PROBLEM REQUIREMENTS: From the listing, collect all lines containing the word "PAPER".

DATASET ENTRIES:
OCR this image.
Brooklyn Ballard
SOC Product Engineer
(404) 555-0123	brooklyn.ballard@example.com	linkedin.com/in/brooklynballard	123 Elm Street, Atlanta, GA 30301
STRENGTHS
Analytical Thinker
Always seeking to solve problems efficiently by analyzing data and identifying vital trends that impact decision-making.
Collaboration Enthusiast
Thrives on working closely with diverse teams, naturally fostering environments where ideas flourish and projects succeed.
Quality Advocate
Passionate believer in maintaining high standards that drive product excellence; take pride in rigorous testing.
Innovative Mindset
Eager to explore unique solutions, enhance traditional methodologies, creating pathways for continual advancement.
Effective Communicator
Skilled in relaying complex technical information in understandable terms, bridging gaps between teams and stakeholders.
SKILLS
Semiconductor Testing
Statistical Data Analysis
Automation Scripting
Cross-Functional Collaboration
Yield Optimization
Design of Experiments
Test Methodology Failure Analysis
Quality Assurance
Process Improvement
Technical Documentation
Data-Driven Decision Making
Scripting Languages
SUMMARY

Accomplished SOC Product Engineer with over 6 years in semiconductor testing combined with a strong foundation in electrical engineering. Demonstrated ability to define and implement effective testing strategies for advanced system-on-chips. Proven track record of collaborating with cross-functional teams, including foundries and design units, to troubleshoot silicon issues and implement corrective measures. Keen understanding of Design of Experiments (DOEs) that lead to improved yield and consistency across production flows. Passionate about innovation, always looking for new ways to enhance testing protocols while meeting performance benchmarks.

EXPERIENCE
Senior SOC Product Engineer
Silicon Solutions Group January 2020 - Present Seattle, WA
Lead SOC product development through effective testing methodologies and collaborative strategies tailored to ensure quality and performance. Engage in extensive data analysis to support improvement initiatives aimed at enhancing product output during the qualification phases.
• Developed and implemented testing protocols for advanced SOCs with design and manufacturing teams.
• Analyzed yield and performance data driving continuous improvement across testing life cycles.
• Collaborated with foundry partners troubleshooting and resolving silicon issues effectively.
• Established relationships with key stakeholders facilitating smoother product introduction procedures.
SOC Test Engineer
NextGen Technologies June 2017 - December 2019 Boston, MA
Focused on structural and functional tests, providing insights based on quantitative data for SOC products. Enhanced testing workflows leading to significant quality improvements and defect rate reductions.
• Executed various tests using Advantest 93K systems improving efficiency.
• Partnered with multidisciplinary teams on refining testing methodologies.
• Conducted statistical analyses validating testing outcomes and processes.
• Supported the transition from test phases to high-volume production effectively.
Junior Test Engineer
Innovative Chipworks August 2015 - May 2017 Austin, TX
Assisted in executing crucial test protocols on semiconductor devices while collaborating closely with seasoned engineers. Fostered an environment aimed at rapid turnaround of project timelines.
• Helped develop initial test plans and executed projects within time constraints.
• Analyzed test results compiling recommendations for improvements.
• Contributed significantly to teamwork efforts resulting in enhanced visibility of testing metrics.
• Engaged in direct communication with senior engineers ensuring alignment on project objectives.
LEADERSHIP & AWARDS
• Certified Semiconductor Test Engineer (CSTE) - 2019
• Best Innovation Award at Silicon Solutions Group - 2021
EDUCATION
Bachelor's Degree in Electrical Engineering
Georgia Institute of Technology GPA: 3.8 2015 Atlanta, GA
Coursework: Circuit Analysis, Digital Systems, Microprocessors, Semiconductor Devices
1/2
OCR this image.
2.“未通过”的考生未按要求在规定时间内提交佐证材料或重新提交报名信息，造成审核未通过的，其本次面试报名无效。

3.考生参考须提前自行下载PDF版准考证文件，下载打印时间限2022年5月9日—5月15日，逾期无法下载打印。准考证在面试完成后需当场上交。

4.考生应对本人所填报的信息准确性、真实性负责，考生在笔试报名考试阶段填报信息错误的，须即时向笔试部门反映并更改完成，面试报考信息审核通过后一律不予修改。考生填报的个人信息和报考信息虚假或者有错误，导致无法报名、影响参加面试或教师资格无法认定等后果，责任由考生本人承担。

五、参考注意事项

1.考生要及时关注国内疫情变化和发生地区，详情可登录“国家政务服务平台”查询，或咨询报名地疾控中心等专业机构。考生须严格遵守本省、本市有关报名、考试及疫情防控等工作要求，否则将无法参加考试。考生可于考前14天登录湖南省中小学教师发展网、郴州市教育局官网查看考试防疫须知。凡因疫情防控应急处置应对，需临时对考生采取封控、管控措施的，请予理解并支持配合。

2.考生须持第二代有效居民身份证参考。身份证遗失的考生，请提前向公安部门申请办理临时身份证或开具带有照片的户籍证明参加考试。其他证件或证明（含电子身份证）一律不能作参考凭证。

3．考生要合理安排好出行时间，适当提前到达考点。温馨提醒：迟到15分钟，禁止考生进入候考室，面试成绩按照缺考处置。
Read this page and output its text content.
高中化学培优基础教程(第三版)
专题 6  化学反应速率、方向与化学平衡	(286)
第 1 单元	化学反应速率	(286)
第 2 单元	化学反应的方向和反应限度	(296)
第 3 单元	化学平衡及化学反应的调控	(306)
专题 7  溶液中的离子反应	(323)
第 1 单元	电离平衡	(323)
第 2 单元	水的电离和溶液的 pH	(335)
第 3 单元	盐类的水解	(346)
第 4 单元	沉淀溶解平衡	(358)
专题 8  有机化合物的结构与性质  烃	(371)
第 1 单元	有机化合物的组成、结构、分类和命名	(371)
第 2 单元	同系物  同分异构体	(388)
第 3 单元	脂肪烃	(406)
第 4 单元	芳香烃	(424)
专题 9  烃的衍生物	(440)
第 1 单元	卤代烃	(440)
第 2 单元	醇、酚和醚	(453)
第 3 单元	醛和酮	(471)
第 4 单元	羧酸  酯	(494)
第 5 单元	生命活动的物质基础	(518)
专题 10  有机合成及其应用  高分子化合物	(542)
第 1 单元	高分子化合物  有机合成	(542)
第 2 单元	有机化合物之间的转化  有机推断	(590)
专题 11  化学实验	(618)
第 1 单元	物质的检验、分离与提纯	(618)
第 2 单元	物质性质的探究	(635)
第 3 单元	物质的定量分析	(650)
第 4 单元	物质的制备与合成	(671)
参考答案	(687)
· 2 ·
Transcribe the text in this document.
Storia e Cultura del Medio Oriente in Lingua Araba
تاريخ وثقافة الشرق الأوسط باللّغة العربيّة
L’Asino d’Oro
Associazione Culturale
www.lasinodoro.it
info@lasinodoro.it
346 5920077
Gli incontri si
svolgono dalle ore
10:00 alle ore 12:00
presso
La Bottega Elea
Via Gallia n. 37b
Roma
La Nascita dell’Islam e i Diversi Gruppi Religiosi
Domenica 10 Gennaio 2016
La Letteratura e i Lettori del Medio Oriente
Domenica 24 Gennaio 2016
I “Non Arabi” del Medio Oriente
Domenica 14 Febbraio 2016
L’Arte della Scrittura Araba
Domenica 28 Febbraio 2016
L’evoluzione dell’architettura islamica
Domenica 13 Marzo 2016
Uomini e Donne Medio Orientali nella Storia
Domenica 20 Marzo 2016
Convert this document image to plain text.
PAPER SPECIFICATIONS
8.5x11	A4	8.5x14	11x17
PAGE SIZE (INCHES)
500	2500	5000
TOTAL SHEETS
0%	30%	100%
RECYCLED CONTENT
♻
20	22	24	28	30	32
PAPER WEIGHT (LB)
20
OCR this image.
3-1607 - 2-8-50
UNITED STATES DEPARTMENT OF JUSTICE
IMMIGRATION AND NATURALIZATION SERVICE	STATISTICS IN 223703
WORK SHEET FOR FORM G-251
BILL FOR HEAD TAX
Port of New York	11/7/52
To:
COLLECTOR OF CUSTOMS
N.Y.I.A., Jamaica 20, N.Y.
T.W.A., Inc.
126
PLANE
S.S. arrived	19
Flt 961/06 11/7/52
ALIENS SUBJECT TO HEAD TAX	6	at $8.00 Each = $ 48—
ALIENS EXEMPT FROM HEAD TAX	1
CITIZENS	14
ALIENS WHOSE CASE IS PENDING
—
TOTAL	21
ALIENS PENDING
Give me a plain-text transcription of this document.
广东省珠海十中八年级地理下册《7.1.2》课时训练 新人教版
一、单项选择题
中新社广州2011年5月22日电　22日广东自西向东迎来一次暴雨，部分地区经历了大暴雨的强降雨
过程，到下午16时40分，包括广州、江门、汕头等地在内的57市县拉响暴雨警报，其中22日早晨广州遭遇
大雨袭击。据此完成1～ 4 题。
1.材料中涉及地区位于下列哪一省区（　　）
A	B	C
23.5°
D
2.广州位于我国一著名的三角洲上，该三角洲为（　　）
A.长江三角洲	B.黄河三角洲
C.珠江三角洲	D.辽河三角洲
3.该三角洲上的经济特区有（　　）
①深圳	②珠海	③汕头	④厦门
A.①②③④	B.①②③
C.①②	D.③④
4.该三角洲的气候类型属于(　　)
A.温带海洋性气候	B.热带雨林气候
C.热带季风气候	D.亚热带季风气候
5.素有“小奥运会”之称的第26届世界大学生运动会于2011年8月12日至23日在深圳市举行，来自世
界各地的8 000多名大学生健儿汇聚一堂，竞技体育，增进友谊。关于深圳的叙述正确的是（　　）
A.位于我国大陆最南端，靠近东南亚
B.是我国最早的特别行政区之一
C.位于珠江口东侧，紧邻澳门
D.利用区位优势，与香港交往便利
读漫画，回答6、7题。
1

WORKED ANSWER:
PAPER SPECIFICATIONS
PAPER WEIGHT (LB)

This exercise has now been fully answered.